- EXERCISE: Write out the listing below again, precisely as it is given.

- MATERIAL PROVIDED:
──────────

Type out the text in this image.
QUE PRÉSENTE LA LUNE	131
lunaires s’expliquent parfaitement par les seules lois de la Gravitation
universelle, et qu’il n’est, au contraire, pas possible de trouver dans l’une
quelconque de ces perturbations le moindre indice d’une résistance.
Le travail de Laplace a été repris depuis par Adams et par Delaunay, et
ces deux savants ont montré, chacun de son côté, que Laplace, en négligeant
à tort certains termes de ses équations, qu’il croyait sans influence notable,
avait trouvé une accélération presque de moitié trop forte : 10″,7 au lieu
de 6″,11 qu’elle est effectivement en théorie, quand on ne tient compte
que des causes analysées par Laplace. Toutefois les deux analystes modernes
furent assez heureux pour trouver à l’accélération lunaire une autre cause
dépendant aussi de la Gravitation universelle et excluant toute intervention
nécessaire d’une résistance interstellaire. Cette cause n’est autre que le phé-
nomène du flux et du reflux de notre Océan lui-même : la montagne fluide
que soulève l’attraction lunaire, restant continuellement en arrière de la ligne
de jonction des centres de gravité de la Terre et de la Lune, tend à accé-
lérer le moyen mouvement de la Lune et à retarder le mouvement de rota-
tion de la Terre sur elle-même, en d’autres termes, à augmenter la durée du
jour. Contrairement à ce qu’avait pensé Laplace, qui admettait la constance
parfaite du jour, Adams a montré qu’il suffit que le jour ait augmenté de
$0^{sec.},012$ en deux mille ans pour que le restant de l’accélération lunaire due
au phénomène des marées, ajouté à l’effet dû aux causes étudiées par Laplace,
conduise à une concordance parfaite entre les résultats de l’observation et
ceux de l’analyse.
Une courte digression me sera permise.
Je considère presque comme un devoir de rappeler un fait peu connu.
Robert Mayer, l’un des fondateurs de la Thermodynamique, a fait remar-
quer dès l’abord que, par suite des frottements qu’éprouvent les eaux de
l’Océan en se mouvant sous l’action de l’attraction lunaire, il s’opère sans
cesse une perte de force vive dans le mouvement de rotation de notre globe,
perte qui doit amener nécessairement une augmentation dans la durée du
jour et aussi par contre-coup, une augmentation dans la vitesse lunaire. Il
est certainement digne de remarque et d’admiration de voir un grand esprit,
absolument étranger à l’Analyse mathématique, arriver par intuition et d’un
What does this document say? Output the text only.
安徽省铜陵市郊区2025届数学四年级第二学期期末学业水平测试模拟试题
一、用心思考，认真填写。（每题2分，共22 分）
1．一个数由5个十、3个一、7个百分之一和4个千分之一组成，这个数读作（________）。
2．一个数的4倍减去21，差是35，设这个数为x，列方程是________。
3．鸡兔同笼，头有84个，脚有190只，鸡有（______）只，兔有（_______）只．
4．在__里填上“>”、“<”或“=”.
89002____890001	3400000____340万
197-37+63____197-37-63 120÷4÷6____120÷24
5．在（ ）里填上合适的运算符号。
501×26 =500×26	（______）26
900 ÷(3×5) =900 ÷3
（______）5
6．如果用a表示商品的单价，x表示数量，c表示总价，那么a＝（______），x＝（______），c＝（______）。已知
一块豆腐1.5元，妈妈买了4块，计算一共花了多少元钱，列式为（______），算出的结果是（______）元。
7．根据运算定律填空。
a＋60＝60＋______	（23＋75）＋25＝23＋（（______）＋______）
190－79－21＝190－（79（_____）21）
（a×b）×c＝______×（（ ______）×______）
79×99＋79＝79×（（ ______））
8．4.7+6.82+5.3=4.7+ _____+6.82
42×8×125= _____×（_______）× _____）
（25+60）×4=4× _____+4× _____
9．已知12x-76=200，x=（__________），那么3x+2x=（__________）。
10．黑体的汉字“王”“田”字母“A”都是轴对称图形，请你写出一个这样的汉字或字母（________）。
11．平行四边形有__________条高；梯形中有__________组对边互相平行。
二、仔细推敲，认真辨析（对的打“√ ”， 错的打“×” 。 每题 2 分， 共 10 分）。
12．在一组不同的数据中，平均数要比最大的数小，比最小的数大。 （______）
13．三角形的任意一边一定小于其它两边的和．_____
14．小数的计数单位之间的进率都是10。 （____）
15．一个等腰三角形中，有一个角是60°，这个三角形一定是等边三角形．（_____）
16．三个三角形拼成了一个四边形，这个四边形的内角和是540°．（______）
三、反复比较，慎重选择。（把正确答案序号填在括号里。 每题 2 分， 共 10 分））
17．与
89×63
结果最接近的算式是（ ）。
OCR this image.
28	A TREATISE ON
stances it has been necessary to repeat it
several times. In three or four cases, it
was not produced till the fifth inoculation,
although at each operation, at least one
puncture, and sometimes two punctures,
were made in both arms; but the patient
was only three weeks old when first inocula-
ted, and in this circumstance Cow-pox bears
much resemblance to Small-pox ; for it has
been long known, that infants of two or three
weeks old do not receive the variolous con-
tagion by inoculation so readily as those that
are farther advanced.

──────────

- THE SOLUTION:
Type out the text in this image.
QUE PRÉSENTE LA LUNE	131
lunaires s’expliquent parfaitement par les seules lois de la Gravitation
universelle, et qu’il n’est, au contraire, pas possible de trouver dans l’une
quelconque de ces perturbations le moindre indice d’une résistance.
Le travail de Laplace a été repris depuis par Adams et par Delaunay, et
ces deux savants ont montré, chacun de son côté, que Laplace, en négligeant
à tort certains termes de ses équations, qu’il croyait sans influence notable,
avait trouvé une accélération presque de moitié trop forte : 10″,7 au lieu
de 6″,11 qu’elle est effectivement en théorie, quand on ne tient compte
que des causes analysées par Laplace. Toutefois les deux analystes modernes
furent assez heureux pour trouver à l’accélération lunaire une autre cause
dépendant aussi de la Gravitation universelle et excluant toute intervention
nécessaire d’une résistance interstellaire. Cette cause n’est autre que le phé-
nomène du flux et du reflux de notre Océan lui-même : la montagne fluide
que soulève l’attraction lunaire, restant continuellement en arrière de la ligne
de jonction des centres de gravité de la Terre et de la Lune, tend à accé-
lérer le moyen mouvement de la Lune et à retarder le mouvement de rota-
tion de la Terre sur elle-même, en d’autres termes, à augmenter la durée du
jour. Contrairement à ce qu’avait pensé Laplace, qui admettait la constance
parfaite du jour, Adams a montré qu’il suffit que le jour ait augmenté de
$0^{sec.},012$ en deux mille ans pour que le restant de l’accélération lunaire due
au phénomène des marées, ajouté à l’effet dû aux causes étudiées par Laplace,
conduise à une concordance parfaite entre les résultats de l’observation et
ceux de l’analyse.
Une courte digression me sera permise.
Je considère presque comme un devoir de rappeler un fait peu connu.
Robert Mayer, l’un des fondateurs de la Thermodynamique, a fait remar-
quer dès l’abord que, par suite des frottements qu’éprouvent les eaux de
l’Océan en se mouvant sous l’action de l’attraction lunaire, il s’opère sans
cesse une perte de force vive dans le mouvement de rotation de notre globe,
perte qui doit amener nécessairement une augmentation dans la durée du
jour et aussi par contre-coup, une augmentation dans la vitesse lunaire. Il
est certainement digne de remarque et d’admiration de voir un grand esprit,
absolument étranger à l’Analyse mathématique, arriver par intuition et d’un
What does this document say? Output the text only.
安徽省铜陵市郊区2025届数学四年级第二学期期末学业水平测试模拟试题
一、用心思考，认真填写。（每题2分，共22 分）
1．一个数由5个十、3个一、7个百分之一和4个千分之一组成，这个数读作（________）。
2．一个数的4倍减去21，差是35，设这个数为x，列方程是________。
3．鸡兔同笼，头有84个，脚有190只，鸡有（______）只，兔有（_______）只．
4．在__里填上“>”、“<”或“=”.
89002____890001	3400000____340万
197-37+63____197-37-63 120÷4÷6____120÷24
5．在（ ）里填上合适的运算符号。
501×26 =500×26	（______）26
900 ÷(3×5) =900 ÷3
（______）5
6．如果用a表示商品的单价，x表示数量，c表示总价，那么a＝（______），x＝（______），c＝（______）。已知
一块豆腐1.5元，妈妈买了4块，计算一共花了多少元钱，列式为（______），算出的结果是（______）元。
7．根据运算定律填空。
a＋60＝60＋______	（23＋75）＋25＝23＋（（______）＋______）
190－79－21＝190－（79（_____）21）
（a×b）×c＝______×（（ ______）×______）
79×99＋79＝79×（（ ______））
8．4.7+6.82+5.3=4.7+ _____+6.82
42×8×125= _____×（_______）× _____）
（25+60）×4=4× _____+4× _____
9．已知12x-76=200，x=（__________），那么3x+2x=（__________）。
10．黑体的汉字“王”“田”字母“A”都是轴对称图形，请你写出一个这样的汉字或字母（________）。
11．平行四边形有__________条高；梯形中有__________组对边互相平行。
二、仔细推敲，认真辨析（对的打“√ ”， 错的打“×” 。 每题 2 分， 共 10 分）。
12．在一组不同的数据中，平均数要比最大的数小，比最小的数大。 （______）
13．三角形的任意一边一定小于其它两边的和．_____
14．小数的计数单位之间的进率都是10。 （____）
15．一个等腰三角形中，有一个角是60°，这个三角形一定是等边三角形．（_____）
16．三个三角形拼成了一个四边形，这个四边形的内角和是540°．（______）
三、反复比较，慎重选择。（把正确答案序号填在括号里。 每题 2 分， 共 10 分））
17．与
89×63
结果最接近的算式是（ ）。
OCR this image.
28	A TREATISE ON
stances it has been necessary to repeat it
several times. In three or four cases, it
was not produced till the fifth inoculation,
although at each operation, at least one
puncture, and sometimes two punctures,
were made in both arms; but the patient
was only three weeks old when first inocula-
ted, and in this circumstance Cow-pox bears
much resemblance to Small-pox ; for it has
been long known, that infants of two or three
weeks old do not receive the variolous con-
tagion by inoculation so readily as those that
are farther advanced.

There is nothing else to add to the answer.